§ **GIVEN INFORMATION**:
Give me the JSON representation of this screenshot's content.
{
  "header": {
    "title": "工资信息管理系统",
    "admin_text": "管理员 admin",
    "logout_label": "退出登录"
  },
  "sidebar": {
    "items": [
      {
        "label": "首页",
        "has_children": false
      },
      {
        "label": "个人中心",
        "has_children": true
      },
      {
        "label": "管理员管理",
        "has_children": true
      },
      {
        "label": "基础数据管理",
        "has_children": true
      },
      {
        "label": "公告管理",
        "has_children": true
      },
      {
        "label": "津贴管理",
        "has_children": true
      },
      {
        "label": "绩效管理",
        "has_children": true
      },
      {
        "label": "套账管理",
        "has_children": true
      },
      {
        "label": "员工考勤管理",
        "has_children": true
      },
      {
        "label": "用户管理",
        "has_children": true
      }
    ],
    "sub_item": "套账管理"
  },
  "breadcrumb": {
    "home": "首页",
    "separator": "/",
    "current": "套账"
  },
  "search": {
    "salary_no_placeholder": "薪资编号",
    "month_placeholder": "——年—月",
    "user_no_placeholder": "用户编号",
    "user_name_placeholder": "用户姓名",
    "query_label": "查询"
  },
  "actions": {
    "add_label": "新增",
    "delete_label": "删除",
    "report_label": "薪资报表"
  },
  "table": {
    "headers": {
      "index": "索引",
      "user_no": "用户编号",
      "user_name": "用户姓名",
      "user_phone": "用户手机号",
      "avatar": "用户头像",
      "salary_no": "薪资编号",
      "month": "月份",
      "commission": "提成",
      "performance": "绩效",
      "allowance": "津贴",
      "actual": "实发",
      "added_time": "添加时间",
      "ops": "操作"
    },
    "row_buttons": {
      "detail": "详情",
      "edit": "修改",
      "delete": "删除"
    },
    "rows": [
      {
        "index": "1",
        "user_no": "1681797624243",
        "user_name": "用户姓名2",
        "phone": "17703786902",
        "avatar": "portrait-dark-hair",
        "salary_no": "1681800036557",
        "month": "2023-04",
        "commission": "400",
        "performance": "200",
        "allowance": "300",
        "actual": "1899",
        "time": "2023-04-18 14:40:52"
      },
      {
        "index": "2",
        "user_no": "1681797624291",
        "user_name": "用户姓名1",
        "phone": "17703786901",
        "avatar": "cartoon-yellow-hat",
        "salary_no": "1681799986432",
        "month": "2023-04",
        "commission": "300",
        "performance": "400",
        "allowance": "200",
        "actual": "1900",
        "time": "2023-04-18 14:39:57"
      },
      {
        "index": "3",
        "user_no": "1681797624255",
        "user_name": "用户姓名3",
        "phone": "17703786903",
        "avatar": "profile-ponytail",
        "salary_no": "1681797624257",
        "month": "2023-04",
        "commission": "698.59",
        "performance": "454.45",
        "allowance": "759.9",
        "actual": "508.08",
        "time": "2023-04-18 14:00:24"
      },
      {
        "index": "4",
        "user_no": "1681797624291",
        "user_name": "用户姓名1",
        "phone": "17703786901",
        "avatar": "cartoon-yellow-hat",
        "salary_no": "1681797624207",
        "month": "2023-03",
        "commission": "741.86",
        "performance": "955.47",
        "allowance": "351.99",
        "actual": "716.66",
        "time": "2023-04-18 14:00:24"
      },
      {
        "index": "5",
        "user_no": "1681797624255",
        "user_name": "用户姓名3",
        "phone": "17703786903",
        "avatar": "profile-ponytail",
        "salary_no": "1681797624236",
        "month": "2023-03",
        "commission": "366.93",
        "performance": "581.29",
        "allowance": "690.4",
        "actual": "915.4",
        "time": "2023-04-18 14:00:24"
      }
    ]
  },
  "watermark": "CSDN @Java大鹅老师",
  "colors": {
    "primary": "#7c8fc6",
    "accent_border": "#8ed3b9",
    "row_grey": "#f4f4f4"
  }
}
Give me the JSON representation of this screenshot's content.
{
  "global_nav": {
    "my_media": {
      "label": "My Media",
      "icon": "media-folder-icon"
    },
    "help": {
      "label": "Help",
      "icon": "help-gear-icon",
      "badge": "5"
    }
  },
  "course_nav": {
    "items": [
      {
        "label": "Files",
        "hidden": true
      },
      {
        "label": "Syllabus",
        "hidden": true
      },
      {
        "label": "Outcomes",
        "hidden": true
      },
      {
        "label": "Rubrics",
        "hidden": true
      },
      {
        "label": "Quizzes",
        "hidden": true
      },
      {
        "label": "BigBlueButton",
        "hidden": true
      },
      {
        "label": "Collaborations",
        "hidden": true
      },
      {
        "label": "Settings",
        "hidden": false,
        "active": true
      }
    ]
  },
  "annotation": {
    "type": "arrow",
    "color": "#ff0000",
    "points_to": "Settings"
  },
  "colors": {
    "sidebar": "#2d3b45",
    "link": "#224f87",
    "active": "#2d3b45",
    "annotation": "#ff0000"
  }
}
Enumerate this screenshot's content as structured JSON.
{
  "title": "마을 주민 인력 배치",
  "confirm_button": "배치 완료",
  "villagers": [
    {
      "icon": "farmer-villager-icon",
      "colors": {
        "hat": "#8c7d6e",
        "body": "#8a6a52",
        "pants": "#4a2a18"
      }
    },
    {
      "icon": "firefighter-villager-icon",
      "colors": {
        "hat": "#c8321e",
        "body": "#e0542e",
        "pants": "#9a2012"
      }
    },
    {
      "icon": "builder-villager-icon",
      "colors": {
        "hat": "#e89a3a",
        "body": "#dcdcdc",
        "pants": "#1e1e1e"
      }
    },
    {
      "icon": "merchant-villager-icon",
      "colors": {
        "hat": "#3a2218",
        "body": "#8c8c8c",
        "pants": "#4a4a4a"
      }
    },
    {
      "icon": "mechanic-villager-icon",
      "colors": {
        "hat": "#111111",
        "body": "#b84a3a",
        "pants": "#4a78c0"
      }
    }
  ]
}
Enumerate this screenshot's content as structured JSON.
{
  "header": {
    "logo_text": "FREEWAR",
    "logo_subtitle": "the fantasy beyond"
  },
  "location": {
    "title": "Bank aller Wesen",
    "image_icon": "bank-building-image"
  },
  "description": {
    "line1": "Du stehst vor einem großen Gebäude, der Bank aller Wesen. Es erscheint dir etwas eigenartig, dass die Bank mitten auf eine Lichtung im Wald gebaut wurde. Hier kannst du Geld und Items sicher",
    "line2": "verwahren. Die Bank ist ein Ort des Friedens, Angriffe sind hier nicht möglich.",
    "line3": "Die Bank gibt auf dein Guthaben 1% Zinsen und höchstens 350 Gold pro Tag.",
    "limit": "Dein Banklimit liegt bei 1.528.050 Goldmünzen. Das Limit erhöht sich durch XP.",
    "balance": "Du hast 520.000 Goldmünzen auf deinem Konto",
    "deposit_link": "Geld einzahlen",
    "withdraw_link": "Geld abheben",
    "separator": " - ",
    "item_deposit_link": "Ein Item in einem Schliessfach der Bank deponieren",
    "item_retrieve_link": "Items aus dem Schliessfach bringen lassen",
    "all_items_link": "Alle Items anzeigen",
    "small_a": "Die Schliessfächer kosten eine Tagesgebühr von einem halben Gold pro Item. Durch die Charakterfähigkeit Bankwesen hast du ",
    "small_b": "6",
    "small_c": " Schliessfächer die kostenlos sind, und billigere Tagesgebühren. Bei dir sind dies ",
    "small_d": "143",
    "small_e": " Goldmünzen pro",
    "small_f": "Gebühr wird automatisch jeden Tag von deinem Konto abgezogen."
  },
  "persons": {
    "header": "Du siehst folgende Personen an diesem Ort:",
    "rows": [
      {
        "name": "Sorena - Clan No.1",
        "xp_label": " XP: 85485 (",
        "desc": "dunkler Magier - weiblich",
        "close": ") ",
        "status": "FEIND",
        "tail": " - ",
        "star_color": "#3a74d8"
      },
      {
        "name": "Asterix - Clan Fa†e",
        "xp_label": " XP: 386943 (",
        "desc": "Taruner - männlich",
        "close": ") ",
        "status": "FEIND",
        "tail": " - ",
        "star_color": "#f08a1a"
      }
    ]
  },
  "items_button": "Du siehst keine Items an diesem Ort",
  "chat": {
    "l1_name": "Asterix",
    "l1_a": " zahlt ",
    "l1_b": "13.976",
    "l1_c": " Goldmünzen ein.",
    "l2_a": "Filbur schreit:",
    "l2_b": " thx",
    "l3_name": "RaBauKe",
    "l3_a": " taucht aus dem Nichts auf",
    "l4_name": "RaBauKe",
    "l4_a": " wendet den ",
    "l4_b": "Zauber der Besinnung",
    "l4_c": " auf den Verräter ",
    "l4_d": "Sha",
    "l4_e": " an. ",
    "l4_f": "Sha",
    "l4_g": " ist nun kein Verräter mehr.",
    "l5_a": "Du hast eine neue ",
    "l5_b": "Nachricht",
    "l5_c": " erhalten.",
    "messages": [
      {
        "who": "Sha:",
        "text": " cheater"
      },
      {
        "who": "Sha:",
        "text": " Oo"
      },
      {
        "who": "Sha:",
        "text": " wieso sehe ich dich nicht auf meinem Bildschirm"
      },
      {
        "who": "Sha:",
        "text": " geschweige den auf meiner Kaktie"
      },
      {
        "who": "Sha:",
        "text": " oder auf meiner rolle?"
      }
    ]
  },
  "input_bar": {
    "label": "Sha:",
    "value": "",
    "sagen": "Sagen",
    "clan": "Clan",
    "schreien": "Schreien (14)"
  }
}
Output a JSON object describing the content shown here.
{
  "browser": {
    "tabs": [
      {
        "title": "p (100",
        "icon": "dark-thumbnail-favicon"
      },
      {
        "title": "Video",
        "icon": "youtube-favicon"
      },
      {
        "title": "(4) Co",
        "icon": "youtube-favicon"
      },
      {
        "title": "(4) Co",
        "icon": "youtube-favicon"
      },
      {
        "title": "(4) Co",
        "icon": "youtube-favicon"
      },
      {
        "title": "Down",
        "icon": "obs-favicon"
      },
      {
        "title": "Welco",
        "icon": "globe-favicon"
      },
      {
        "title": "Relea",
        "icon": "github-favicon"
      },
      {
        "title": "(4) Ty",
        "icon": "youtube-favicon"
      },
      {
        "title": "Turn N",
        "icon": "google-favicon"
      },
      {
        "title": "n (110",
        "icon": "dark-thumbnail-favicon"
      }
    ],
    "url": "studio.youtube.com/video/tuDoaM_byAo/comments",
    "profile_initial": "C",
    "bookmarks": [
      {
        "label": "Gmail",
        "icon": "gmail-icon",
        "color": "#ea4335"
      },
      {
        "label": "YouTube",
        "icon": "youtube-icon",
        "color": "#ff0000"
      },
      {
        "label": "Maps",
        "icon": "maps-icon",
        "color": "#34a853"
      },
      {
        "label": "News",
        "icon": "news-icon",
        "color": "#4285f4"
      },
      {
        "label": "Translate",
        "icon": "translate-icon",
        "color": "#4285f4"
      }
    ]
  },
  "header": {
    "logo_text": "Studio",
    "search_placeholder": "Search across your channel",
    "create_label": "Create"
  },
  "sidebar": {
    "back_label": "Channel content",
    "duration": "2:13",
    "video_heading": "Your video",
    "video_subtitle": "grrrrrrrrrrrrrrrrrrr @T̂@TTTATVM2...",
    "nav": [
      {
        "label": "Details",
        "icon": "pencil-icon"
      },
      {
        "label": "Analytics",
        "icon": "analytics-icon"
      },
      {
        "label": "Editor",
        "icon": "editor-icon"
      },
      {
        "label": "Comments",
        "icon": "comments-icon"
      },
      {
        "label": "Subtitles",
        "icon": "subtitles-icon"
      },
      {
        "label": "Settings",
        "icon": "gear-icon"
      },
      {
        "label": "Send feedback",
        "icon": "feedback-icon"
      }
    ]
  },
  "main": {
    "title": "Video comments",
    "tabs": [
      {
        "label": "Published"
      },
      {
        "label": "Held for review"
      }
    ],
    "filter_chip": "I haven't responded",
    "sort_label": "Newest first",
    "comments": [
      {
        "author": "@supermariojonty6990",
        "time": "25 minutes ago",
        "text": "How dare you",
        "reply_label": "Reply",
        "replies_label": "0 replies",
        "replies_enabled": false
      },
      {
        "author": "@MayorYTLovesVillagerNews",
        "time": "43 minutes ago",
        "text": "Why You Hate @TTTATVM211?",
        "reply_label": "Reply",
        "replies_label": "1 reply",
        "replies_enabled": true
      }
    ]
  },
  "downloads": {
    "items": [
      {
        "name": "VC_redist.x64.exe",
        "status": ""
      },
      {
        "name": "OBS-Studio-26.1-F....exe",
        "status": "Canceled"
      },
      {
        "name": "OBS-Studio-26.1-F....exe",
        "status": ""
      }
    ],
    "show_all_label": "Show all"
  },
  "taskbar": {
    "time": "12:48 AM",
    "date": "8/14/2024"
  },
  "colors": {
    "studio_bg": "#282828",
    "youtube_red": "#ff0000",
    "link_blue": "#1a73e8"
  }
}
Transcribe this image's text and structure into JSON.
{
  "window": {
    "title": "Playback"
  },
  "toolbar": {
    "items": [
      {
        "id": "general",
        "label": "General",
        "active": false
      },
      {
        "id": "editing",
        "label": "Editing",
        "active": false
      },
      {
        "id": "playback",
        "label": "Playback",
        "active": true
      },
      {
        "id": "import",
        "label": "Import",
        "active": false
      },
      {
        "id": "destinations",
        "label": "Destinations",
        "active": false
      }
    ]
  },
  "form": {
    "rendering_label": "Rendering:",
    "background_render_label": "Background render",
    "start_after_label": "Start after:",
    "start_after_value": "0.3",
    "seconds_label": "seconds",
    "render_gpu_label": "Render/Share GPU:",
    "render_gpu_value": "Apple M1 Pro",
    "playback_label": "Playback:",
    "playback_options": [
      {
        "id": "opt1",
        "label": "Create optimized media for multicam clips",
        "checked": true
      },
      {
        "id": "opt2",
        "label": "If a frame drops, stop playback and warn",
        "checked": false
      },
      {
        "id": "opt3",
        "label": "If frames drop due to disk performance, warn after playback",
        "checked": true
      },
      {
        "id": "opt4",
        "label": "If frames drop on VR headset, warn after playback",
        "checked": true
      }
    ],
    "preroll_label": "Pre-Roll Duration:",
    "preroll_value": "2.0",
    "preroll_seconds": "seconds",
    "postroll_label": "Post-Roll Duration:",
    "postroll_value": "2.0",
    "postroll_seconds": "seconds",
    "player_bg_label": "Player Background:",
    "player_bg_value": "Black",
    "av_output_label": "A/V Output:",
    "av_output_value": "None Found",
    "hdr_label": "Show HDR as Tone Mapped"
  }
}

§ **PROBLEM**:
Select every line in the material above where the string "body" occurs, and copy it.

§ **ANSWER**:
        "body": "#8a6a52",
        "body": "#e0542e",
        "body": "#dcdcdc",
        "body": "#8c8c8c",
        "body": "#b84a3a",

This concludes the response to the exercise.